STORED ROWS -
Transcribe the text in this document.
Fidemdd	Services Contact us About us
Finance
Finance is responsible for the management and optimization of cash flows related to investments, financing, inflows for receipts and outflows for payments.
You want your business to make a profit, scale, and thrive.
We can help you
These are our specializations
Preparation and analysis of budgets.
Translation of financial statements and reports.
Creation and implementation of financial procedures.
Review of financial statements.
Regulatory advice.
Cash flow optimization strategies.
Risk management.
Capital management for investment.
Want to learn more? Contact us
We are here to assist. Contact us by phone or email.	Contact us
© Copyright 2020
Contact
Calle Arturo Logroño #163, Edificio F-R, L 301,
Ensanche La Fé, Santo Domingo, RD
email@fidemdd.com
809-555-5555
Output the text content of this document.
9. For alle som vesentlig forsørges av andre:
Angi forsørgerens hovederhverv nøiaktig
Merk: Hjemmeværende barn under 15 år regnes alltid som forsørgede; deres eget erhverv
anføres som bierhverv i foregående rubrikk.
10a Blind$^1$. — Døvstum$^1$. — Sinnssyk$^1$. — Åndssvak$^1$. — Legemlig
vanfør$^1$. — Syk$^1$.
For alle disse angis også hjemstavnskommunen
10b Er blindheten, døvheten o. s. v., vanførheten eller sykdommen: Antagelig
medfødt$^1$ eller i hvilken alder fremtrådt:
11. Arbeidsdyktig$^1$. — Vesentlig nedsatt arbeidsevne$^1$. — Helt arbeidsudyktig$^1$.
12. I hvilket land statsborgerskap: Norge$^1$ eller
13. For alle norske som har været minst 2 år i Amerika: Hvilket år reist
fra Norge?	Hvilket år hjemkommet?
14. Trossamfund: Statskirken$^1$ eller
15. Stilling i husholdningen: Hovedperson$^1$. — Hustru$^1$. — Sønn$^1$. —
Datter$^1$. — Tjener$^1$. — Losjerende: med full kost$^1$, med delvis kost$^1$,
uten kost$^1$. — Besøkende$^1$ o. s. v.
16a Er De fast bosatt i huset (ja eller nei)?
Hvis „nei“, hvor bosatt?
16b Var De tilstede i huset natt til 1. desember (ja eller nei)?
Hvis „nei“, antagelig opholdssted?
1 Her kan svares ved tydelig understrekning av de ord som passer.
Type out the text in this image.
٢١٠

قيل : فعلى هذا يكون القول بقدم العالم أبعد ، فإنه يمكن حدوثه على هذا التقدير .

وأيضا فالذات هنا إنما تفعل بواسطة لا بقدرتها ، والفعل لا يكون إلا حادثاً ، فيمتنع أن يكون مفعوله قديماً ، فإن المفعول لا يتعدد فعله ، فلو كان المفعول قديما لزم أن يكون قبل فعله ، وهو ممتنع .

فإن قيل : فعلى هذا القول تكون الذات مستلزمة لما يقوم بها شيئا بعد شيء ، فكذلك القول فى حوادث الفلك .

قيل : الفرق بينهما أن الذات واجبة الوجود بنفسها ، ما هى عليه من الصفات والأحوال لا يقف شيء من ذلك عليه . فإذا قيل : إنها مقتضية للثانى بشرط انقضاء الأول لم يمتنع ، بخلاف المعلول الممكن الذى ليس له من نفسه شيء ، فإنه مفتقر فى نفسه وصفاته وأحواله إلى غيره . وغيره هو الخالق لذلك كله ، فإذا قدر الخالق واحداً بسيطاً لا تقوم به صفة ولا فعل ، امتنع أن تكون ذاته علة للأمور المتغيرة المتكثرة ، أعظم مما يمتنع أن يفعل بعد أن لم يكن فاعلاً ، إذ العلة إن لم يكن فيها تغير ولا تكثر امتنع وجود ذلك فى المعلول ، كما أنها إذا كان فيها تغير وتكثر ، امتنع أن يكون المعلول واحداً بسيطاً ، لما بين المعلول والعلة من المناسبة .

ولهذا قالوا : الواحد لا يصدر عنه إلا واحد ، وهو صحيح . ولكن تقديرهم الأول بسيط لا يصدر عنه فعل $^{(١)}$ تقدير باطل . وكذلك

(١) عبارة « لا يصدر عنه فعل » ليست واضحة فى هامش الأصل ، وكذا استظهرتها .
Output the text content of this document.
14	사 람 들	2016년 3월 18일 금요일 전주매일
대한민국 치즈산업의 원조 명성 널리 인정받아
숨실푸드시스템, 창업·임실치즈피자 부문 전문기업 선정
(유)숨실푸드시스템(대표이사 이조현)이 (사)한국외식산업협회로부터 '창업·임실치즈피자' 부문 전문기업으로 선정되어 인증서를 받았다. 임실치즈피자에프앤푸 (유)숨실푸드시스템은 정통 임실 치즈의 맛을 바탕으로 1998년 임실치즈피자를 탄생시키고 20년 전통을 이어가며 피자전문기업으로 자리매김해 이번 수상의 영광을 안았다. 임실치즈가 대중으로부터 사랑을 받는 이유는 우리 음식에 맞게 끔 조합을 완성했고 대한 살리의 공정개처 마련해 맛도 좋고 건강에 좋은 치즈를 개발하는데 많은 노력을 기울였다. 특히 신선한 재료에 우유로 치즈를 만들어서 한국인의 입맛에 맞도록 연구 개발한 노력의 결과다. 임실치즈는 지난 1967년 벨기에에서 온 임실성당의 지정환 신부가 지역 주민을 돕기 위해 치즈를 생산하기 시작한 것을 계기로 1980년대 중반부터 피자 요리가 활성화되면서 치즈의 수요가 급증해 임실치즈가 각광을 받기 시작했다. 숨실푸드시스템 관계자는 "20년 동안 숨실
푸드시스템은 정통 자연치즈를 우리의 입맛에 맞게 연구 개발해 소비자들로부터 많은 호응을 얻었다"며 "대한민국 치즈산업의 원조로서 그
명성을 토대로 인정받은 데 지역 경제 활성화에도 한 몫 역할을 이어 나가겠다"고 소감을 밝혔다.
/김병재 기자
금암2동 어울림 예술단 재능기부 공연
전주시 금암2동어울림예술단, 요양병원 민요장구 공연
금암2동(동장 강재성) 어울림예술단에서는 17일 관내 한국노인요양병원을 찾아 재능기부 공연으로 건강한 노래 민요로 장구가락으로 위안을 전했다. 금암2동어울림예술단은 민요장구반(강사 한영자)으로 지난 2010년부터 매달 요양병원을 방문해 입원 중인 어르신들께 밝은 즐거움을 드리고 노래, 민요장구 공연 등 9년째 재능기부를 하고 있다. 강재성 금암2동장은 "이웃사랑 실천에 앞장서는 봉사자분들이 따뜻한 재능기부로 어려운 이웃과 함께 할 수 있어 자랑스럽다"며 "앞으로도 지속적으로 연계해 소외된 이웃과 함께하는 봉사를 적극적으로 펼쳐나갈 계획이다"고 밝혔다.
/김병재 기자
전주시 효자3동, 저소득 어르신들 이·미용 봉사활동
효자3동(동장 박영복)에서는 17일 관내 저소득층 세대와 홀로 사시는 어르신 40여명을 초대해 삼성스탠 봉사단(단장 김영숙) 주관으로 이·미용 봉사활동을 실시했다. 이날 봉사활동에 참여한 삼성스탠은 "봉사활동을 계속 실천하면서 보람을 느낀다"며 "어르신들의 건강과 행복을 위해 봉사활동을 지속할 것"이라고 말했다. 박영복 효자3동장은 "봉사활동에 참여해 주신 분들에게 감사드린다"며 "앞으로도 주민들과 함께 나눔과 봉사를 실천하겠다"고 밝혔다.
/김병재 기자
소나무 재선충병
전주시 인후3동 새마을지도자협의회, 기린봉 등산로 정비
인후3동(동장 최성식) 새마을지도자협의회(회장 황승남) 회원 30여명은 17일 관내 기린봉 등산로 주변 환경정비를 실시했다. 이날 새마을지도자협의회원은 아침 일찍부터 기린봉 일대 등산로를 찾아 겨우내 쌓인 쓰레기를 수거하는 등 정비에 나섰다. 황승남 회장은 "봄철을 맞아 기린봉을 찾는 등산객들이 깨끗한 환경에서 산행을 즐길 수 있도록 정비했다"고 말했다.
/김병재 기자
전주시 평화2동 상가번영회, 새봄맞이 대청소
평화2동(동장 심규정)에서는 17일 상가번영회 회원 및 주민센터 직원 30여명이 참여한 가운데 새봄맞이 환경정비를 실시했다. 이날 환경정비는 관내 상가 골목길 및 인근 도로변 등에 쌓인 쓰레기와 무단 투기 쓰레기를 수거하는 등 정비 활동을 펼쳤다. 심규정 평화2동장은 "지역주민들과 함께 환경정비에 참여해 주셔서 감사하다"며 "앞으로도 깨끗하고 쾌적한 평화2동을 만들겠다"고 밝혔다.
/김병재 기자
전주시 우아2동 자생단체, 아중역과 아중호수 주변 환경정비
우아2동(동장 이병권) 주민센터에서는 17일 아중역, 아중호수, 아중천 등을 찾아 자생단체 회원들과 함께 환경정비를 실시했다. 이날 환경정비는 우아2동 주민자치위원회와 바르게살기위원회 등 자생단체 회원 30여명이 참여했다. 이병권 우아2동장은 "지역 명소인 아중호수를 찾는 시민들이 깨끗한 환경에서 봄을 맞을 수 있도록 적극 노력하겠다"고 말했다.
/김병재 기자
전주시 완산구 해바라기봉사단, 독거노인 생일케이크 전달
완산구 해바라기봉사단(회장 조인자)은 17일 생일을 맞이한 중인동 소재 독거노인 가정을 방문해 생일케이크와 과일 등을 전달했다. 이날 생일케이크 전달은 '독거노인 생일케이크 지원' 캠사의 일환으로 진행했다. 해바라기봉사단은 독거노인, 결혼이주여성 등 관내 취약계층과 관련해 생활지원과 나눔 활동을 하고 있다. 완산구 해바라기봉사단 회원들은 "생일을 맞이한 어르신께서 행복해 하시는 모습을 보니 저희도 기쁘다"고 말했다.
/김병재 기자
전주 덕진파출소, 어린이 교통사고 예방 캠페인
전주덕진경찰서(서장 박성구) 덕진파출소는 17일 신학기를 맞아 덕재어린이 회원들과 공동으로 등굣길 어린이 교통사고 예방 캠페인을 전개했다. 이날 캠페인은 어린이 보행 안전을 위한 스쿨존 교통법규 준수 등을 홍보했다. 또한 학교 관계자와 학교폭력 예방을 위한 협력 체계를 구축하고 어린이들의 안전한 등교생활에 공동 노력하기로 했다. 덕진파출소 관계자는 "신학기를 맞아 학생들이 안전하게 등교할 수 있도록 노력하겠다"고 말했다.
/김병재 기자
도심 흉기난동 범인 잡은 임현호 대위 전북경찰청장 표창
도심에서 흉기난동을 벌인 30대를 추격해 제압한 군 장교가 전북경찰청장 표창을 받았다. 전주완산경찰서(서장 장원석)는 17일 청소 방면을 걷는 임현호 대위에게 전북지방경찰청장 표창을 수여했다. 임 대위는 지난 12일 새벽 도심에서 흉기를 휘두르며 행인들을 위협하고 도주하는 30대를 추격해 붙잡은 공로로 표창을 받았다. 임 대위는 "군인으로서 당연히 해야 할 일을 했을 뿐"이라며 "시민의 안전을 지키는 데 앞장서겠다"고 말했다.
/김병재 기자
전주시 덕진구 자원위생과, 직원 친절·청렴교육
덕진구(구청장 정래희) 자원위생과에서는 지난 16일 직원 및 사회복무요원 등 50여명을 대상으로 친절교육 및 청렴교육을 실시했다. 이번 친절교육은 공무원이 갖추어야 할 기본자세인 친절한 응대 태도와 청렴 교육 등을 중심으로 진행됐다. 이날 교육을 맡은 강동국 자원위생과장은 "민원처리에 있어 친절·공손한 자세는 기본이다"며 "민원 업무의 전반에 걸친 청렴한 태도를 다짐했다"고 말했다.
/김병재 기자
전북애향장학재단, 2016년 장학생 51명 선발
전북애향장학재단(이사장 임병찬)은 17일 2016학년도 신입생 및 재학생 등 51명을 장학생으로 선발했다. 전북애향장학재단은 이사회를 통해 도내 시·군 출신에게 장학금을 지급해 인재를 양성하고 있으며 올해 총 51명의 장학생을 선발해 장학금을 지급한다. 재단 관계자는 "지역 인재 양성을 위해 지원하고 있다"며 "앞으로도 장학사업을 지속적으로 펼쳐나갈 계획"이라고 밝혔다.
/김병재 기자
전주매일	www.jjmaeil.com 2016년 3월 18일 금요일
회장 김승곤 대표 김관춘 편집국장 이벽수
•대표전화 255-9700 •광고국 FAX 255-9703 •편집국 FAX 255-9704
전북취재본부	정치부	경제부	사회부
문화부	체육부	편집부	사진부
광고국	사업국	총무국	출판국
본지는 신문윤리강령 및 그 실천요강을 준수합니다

WHAT NEEDS TO BE DONE -
Select every line where the word "아중호수" occurs.

WRITTEN ANSWER -
전주시 우아2동 자생단체, 아중역과 아중호수 주변 환경정비
우아2동(동장 이병권) 주민센터에서는 17일 아중역, 아중호수, 아중천 등을 찾아 자생단체 회원들과 함께 환경정비를 실시했다. 이날 환경정비는 우아2동 주민자치위원회와 바르게살기위원회 등 자생단체 회원 30여명이 참여했다. 이병권 우아2동장은 "지역 명소인 아중호수를 찾는 시민들이 깨끗한 환경에서 봄을 맞을 수 있도록 적극 노력하겠다"고 말했다.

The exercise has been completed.